[Short exercise]
Every line must be returned precisely as it is written.

Records:
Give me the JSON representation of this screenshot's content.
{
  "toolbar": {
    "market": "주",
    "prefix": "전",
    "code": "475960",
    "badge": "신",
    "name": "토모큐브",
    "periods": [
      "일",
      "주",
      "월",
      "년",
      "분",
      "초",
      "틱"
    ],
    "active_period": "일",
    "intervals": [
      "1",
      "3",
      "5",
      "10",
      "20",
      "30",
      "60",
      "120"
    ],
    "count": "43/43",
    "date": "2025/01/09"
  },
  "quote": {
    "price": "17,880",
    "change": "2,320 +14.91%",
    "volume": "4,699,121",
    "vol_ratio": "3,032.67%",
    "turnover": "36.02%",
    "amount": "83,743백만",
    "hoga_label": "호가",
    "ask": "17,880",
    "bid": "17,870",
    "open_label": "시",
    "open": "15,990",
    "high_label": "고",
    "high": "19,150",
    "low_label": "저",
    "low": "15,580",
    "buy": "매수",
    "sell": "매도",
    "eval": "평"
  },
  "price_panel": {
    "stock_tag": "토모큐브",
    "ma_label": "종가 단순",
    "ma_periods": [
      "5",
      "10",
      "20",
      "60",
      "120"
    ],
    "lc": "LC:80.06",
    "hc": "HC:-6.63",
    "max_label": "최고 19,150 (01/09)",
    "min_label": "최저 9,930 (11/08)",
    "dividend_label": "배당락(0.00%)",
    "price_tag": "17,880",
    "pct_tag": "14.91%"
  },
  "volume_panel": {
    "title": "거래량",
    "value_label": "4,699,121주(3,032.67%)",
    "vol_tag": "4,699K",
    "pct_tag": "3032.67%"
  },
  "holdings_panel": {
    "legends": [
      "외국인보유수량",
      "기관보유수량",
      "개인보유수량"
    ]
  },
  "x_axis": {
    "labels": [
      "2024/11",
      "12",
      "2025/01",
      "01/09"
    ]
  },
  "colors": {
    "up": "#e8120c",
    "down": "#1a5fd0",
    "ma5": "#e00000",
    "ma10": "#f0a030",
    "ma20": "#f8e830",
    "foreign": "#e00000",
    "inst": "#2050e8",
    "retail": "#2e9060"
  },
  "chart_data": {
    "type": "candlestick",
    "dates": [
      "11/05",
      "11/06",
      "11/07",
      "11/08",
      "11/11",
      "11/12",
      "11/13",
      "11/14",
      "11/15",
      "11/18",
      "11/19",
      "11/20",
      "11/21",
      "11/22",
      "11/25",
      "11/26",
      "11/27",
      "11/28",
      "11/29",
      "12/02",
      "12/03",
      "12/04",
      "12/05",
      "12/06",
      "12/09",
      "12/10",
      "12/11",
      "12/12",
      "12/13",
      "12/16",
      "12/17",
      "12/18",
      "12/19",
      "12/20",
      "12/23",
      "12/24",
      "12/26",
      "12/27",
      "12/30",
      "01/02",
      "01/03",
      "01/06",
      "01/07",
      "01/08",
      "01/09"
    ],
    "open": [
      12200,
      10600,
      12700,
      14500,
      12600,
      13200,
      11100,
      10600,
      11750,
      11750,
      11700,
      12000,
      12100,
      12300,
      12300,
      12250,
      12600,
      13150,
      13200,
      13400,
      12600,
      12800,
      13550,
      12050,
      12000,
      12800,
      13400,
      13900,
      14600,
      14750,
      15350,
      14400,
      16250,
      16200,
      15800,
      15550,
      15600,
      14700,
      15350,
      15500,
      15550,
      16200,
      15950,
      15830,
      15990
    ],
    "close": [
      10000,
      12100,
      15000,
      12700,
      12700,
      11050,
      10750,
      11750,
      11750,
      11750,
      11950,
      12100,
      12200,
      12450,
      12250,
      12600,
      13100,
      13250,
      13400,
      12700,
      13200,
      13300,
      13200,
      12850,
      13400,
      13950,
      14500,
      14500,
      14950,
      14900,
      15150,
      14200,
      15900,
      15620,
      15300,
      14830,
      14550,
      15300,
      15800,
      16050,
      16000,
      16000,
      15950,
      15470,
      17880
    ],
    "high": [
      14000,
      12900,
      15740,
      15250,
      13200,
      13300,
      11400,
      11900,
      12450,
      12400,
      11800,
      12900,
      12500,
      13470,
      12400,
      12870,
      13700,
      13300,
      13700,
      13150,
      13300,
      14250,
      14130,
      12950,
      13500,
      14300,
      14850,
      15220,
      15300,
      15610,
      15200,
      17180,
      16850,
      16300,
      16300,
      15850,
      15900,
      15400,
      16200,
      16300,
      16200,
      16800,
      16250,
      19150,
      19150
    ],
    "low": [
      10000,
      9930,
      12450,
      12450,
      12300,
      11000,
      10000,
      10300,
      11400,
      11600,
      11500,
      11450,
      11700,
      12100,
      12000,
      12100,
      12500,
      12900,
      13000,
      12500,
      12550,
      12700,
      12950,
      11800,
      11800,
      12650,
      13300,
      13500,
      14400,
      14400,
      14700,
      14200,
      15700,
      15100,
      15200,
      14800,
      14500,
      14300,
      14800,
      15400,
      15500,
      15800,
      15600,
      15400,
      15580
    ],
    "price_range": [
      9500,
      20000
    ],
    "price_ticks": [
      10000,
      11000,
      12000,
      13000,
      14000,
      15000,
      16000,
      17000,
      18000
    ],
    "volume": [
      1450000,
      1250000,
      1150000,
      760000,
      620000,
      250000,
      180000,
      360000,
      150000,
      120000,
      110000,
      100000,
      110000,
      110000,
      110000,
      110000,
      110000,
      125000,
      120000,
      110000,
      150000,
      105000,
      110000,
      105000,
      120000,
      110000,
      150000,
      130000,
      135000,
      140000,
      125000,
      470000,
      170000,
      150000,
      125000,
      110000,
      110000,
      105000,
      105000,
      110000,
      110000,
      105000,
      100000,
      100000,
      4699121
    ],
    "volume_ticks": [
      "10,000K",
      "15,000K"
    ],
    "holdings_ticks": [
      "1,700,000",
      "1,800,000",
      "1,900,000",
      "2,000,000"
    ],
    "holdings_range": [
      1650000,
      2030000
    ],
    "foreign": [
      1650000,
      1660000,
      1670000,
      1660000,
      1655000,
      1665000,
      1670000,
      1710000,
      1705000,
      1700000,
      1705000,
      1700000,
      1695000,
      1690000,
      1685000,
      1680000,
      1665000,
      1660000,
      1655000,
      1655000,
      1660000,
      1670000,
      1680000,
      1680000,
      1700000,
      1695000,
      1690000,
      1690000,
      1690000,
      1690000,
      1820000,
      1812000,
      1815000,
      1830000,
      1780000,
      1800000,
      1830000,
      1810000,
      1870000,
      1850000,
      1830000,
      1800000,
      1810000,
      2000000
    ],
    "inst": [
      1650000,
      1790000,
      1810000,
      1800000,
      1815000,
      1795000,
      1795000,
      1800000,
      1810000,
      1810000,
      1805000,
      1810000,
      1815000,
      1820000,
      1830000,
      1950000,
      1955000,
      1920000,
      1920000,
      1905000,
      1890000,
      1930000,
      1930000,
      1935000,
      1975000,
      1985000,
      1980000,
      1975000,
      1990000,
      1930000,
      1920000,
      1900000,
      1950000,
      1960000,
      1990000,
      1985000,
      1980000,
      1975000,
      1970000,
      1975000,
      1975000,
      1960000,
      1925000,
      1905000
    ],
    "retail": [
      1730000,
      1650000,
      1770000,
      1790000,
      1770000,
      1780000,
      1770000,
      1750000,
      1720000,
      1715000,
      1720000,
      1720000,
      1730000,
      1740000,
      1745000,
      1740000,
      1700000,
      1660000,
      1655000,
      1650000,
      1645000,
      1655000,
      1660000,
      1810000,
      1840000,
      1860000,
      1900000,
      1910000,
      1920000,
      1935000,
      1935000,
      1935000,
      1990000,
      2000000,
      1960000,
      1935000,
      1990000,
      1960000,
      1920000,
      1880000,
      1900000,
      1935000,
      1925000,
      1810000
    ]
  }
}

[The answer]
Give me the JSON representation of this screenshot's content.
{
  "toolbar": {
    "market": "주",
    "prefix": "전",
    "code": "475960",
    "badge": "신",
    "name": "토모큐브",
    "periods": [
      "일",
      "주",
      "월",
      "년",
      "분",
      "초",
      "틱"
    ],
    "active_period": "일",
    "intervals": [
      "1",
      "3",
      "5",
      "10",
      "20",
      "30",
      "60",
      "120"
    ],
    "count": "43/43",
    "date": "2025/01/09"
  },
  "quote": {
    "price": "17,880",
    "change": "2,320 +14.91%",
    "volume": "4,699,121",
    "vol_ratio": "3,032.67%",
    "turnover": "36.02%",
    "amount": "83,743백만",
    "hoga_label": "호가",
    "ask": "17,880",
    "bid": "17,870",
    "open_label": "시",
    "open": "15,990",
    "high_label": "고",
    "high": "19,150",
    "low_label": "저",
    "low": "15,580",
    "buy": "매수",
    "sell": "매도",
    "eval": "평"
  },
  "price_panel": {
    "stock_tag": "토모큐브",
    "ma_label": "종가 단순",
    "ma_periods": [
      "5",
      "10",
      "20",
      "60",
      "120"
    ],
    "lc": "LC:80.06",
    "hc": "HC:-6.63",
    "max_label": "최고 19,150 (01/09)",
    "min_label": "최저 9,930 (11/08)",
    "dividend_label": "배당락(0.00%)",
    "price_tag": "17,880",
    "pct_tag": "14.91%"
  },
  "volume_panel": {
    "title": "거래량",
    "value_label": "4,699,121주(3,032.67%)",
    "vol_tag": "4,699K",
    "pct_tag": "3032.67%"
  },
  "holdings_panel": {
    "legends": [
      "외국인보유수량",
      "기관보유수량",
      "개인보유수량"
    ]
  },
  "x_axis": {
    "labels": [
      "2024/11",
      "12",
      "2025/01",
      "01/09"
    ]
  },
  "colors": {
    "up": "#e8120c",
    "down": "#1a5fd0",
    "ma5": "#e00000",
    "ma10": "#f0a030",
    "ma20": "#f8e830",
    "foreign": "#e00000",
    "inst": "#2050e8",
    "retail": "#2e9060"
  },
  "chart_data": {
    "type": "candlestick",
    "dates": [
      "11/05",
      "11/06",
      "11/07",
      "11/08",
      "11/11",
      "11/12",
      "11/13",
      "11/14",
      "11/15",
      "11/18",
      "11/19",
      "11/20",
      "11/21",
      "11/22",
      "11/25",
      "11/26",
      "11/27",
      "11/28",
      "11/29",
      "12/02",
      "12/03",
      "12/04",
      "12/05",
      "12/06",
      "12/09",
      "12/10",
      "12/11",
      "12/12",
      "12/13",
      "12/16",
      "12/17",
      "12/18",
      "12/19",
      "12/20",
      "12/23",
      "12/24",
      "12/26",
      "12/27",
      "12/30",
      "01/02",
      "01/03",
      "01/06",
      "01/07",
      "01/08",
      "01/09"
    ],
    "open": [
      12200,
      10600,
      12700,
      14500,
      12600,
      13200,
      11100,
      10600,
      11750,
      11750,
      11700,
      12000,
      12100,
      12300,
      12300,
      12250,
      12600,
      13150,
      13200,
      13400,
      12600,
      12800,
      13550,
      12050,
      12000,
      12800,
      13400,
      13900,
      14600,
      14750,
      15350,
      14400,
      16250,
      16200,
      15800,
      15550,
      15600,
      14700,
      15350,
      15500,
      15550,
      16200,
      15950,
      15830,
      15990
    ],
    "close": [
      10000,
      12100,
      15000,
      12700,
      12700,
      11050,
      10750,
      11750,
      11750,
      11750,
      11950,
      12100,
      12200,
      12450,
      12250,
      12600,
      13100,
      13250,
      13400,
      12700,
      13200,
      13300,
      13200,
      12850,
      13400,
      13950,
      14500,
      14500,
      14950,
      14900,
      15150,
      14200,
      15900,
      15620,
      15300,
      14830,
      14550,
      15300,
      15800,
      16050,
      16000,
      16000,
      15950,
      15470,
      17880
    ],
    "high": [
      14000,
      12900,
      15740,
      15250,
      13200,
      13300,
      11400,
      11900,
      12450,
      12400,
      11800,
      12900,
      12500,
      13470,
      12400,
      12870,
      13700,
      13300,
      13700,
      13150,
      13300,
      14250,
      14130,
      12950,
      13500,
      14300,
      14850,
      15220,
      15300,
      15610,
      15200,
      17180,
      16850,
      16300,
      16300,
      15850,
      15900,
      15400,
      16200,
      16300,
      16200,
      16800,
      16250,
      19150,
      19150
    ],
    "low": [
      10000,
      9930,
      12450,
      12450,
      12300,
      11000,
      10000,
      10300,
      11400,
      11600,
      11500,
      11450,
      11700,
      12100,
      12000,
      12100,
      12500,
      12900,
      13000,
      12500,
      12550,
      12700,
      12950,
      11800,
      11800,
      12650,
      13300,
      13500,
      14400,
      14400,
      14700,
      14200,
      15700,
      15100,
      15200,
      14800,
      14500,
      14300,
      14800,
      15400,
      15500,
      15800,
      15600,
      15400,
      15580
    ],
    "price_range": [
      9500,
      20000
    ],
    "price_ticks": [
      10000,
      11000,
      12000,
      13000,
      14000,
      15000,
      16000,
      17000,
      18000
    ],
    "volume": [
      1450000,
      1250000,
      1150000,
      760000,
      620000,
      250000,
      180000,
      360000,
      150000,
      120000,
      110000,
      100000,
      110000,
      110000,
      110000,
      110000,
      110000,
      125000,
      120000,
      110000,
      150000,
      105000,
      110000,
      105000,
      120000,
      110000,
      150000,
      130000,
      135000,
      140000,
      125000,
      470000,
      170000,
      150000,
      125000,
      110000,
      110000,
      105000,
      105000,
      110000,
      110000,
      105000,
      100000,
      100000,
      4699121
    ],
    "volume_ticks": [
      "10,000K",
      "15,000K"
    ],
    "holdings_ticks": [
      "1,700,000",
      "1,800,000",
      "1,900,000",
      "2,000,000"
    ],
    "holdings_range": [
      1650000,
      2030000
    ],
    "foreign": [
      1650000,
      1660000,
      1670000,
      1660000,
      1655000,
      1665000,
      1670000,
      1710000,
      1705000,
      1700000,
      1705000,
      1700000,
      1695000,
      1690000,
      1685000,
      1680000,
      1665000,
      1660000,
      1655000,
      1655000,
      1660000,
      1670000,
      1680000,
      1680000,
      1700000,
      1695000,
      1690000,
      1690000,
      1690000,
      1690000,
      1820000,
      1812000,
      1815000,
      1830000,
      1780000,
      1800000,
      1830000,
      1810000,
      1870000,
      1850000,
      1830000,
      1800000,
      1810000,
      2000000
    ],
    "inst": [
      1650000,
      1790000,
      1810000,
      1800000,
      1815000,
      1795000,
      1795000,
      1800000,
      1810000,
      1810000,
      1805000,
      1810000,
      1815000,
      1820000,
      1830000,
      1950000,
      1955000,
      1920000,
      1920000,
      1905000,
      1890000,
      1930000,
      1930000,
      1935000,
      1975000,
      1985000,
      1980000,
      1975000,
      1990000,
      1930000,
      1920000,
      1900000,
      1950000,
      1960000,
      1990000,
      1985000,
      1980000,
      1975000,
      1970000,
      1975000,
      1975000,
      1960000,
      1925000,
      1905000
    ],
    "retail": [
      1730000,
      1650000,
      1770000,
      1790000,
      1770000,
      1780000,
      1770000,
      1750000,
      1720000,
      1715000,
      1720000,
      1720000,
      1730000,
      1740000,
      1745000,
      1740000,
      1700000,
      1660000,
      1655000,
      1650000,
      1645000,
      1655000,
      1660000,
      1810000,
      1840000,
      1860000,
      1900000,
      1910000,
      1920000,
      1935000,
      1935000,
      1935000,
      1990000,
      2000000,
      1960000,
      1935000,
      1990000,
      1960000,
      1920000,
      1880000,
      1900000,
      1935000,
      1925000,
      1810000
    ]
  }
}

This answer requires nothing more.